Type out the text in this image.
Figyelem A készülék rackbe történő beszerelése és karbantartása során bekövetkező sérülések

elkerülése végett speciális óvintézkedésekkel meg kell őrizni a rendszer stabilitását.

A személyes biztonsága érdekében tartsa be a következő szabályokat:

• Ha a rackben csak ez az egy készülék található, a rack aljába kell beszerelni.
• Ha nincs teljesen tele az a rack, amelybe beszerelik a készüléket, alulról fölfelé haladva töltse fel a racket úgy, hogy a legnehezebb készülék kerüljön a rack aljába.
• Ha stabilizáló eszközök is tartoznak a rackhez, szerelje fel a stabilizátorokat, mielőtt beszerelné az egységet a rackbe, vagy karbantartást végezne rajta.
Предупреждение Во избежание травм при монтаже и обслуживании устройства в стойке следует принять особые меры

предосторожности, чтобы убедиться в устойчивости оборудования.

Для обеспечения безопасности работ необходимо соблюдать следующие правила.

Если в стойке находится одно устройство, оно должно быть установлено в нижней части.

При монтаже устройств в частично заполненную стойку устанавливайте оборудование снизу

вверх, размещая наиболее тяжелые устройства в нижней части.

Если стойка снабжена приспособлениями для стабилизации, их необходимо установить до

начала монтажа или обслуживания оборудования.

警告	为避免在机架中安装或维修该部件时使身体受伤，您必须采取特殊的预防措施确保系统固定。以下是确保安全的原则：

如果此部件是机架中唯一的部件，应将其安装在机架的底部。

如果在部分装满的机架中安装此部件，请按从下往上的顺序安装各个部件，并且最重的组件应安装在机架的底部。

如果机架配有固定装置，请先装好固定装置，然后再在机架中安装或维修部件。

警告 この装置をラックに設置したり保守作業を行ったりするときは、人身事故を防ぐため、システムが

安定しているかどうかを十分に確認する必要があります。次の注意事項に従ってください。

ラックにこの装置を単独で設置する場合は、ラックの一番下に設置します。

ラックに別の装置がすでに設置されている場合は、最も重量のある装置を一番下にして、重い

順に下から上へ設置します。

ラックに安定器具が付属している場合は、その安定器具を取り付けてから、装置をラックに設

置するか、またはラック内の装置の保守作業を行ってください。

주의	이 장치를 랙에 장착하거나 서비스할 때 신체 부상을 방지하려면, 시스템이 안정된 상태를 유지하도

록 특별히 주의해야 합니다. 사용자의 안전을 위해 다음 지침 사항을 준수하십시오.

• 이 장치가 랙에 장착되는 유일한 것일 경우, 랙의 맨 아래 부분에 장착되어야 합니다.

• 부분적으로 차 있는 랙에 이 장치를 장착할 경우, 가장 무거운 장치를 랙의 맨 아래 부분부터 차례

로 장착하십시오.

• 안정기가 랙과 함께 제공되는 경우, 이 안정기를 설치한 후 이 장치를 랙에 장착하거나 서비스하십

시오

++++++

Your instructions:
Identify and copy the lines holding the word "Если".

The answer:
Если в стойке находится одно устройство, оно должно быть установлено в нижней части.
Если стойка снабжена приспособлениями для стабилизации, их необходимо установить до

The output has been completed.